:: Exercise inputs
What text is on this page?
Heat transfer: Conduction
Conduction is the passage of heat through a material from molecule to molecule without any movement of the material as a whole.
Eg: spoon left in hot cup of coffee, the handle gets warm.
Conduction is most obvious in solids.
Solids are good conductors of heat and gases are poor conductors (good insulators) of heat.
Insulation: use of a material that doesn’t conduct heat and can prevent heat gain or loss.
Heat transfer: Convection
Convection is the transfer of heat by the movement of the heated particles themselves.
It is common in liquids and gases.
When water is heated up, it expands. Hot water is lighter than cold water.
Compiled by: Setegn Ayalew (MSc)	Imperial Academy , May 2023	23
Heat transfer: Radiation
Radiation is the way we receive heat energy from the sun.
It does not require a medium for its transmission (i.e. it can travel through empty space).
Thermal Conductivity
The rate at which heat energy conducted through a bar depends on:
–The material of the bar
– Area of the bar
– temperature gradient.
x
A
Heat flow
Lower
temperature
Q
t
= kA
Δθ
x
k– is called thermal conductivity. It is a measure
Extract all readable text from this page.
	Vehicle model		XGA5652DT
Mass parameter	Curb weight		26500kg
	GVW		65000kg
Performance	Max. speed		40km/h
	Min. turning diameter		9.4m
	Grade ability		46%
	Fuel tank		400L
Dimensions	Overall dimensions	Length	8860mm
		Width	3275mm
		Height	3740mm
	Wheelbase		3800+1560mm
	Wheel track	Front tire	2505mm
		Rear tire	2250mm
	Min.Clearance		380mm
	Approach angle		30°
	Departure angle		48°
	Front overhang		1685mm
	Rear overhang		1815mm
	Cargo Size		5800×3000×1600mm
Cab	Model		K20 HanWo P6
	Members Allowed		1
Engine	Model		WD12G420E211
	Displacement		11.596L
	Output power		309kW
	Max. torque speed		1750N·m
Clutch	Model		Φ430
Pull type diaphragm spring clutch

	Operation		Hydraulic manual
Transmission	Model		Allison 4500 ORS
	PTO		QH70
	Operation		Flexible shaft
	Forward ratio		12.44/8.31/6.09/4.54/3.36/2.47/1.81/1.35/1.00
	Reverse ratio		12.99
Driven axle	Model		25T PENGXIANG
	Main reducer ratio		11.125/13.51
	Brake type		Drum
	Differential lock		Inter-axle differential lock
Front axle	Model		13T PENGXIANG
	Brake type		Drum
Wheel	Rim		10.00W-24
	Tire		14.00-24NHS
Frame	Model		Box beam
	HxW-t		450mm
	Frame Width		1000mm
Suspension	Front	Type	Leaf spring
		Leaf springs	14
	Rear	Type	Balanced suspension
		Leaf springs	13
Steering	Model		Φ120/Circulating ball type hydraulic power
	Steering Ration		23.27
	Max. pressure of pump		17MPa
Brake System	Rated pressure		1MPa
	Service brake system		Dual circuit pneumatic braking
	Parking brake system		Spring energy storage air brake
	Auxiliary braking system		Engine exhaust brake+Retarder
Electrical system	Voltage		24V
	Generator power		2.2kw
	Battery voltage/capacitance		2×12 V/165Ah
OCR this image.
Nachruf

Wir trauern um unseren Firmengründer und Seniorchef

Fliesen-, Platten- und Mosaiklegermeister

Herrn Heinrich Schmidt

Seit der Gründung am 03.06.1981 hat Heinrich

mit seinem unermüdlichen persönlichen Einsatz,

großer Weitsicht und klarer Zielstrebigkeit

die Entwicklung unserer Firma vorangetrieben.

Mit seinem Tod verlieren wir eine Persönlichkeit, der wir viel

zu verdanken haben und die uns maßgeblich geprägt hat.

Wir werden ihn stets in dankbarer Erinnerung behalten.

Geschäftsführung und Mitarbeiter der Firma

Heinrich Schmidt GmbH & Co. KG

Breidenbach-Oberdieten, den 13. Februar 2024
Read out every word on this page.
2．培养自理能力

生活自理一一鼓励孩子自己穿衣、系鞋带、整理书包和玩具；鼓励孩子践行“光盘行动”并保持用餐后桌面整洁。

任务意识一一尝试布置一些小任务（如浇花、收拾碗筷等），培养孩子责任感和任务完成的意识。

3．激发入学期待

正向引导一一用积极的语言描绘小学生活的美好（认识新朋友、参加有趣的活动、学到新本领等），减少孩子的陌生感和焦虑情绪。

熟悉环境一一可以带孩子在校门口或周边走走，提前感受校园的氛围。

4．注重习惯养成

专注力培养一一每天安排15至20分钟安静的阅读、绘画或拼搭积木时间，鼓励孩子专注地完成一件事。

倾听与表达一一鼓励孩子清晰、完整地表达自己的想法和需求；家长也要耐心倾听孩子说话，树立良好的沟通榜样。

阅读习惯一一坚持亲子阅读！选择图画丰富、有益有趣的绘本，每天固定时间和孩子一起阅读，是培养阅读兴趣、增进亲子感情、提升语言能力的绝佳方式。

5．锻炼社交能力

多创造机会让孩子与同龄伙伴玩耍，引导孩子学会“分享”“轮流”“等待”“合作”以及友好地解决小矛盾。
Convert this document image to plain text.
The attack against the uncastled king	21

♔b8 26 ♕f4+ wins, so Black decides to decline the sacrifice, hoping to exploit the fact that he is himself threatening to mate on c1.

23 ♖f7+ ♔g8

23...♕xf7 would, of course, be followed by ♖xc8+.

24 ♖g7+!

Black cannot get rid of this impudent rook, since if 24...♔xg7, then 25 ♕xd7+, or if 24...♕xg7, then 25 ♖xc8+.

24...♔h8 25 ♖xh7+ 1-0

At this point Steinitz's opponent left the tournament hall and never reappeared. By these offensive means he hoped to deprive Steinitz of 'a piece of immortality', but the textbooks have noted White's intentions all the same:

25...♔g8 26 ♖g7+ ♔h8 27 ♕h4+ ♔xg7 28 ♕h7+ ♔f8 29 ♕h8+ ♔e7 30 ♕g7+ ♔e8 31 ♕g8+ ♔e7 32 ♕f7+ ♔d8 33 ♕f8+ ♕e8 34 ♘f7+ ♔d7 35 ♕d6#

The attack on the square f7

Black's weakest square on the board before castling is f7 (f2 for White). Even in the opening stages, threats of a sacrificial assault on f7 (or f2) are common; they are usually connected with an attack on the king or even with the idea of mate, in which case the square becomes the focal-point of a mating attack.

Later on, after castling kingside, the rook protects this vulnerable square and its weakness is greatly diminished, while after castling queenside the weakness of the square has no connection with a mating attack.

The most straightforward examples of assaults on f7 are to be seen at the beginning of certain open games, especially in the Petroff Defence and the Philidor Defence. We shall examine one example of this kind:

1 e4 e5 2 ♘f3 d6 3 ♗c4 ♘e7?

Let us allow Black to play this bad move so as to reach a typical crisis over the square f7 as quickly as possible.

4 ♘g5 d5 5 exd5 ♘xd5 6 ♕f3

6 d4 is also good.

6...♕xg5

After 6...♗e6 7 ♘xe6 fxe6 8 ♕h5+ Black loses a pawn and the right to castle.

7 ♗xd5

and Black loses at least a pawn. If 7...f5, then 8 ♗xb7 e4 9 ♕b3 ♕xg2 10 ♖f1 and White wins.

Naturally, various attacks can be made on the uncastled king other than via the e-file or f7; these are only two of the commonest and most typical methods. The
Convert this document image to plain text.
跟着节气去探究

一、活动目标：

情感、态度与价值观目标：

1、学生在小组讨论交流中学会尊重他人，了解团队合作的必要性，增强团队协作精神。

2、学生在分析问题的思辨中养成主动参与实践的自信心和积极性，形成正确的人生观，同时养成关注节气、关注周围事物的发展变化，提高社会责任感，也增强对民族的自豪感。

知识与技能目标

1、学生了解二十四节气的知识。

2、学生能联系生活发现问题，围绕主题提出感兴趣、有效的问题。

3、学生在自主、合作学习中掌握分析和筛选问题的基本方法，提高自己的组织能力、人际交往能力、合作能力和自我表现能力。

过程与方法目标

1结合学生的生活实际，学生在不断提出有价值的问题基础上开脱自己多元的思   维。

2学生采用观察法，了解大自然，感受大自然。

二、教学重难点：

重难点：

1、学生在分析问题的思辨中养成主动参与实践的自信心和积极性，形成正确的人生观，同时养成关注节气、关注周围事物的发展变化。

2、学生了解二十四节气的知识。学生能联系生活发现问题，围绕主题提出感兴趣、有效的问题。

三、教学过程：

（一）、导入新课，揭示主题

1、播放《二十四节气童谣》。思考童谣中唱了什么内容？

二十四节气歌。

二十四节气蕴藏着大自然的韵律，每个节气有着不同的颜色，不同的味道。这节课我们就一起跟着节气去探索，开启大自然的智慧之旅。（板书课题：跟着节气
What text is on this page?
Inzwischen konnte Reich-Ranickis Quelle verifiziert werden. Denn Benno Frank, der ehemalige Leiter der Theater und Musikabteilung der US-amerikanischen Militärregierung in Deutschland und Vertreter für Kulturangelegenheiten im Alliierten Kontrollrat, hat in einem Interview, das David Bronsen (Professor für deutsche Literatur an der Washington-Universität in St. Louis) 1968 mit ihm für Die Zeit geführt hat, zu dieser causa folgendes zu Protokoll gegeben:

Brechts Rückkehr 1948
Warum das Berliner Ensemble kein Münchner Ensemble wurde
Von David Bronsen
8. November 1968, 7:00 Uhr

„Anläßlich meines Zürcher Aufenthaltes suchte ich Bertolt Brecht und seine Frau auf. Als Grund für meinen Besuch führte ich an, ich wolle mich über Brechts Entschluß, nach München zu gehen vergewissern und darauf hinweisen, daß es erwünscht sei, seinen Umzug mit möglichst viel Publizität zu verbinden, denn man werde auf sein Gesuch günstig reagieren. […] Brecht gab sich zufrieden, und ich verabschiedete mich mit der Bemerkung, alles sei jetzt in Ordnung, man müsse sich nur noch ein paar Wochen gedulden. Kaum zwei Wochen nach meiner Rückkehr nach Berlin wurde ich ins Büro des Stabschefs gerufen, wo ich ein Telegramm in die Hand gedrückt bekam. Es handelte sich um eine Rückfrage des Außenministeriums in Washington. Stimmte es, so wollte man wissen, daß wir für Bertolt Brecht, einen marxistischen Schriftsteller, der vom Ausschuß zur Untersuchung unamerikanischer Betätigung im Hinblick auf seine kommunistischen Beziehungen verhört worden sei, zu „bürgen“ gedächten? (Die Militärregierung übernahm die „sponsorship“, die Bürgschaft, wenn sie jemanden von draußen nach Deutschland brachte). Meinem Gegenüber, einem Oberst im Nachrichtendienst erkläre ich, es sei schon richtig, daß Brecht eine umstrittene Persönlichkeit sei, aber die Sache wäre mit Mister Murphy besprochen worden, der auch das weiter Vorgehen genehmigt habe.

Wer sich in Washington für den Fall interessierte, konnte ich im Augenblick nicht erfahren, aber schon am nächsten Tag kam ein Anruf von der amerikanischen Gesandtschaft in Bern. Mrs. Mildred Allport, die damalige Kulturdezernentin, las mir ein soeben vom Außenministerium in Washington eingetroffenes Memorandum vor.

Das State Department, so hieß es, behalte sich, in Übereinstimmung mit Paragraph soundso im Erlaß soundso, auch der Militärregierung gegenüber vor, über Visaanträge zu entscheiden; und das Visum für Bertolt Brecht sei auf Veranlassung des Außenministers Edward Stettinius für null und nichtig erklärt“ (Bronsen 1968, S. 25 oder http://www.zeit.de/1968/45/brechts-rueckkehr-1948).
::::
Exercise aim = Each line holding "that" must be found and copied.

Task response =
Insulation: use of a material that doesn’t conduct heat and can prevent heat gain or loss.
♔b8 26 ♕f4+ wins, so Black decides to decline the sacrifice, hoping to exploit the fact that he is himself threatening to mate on c1.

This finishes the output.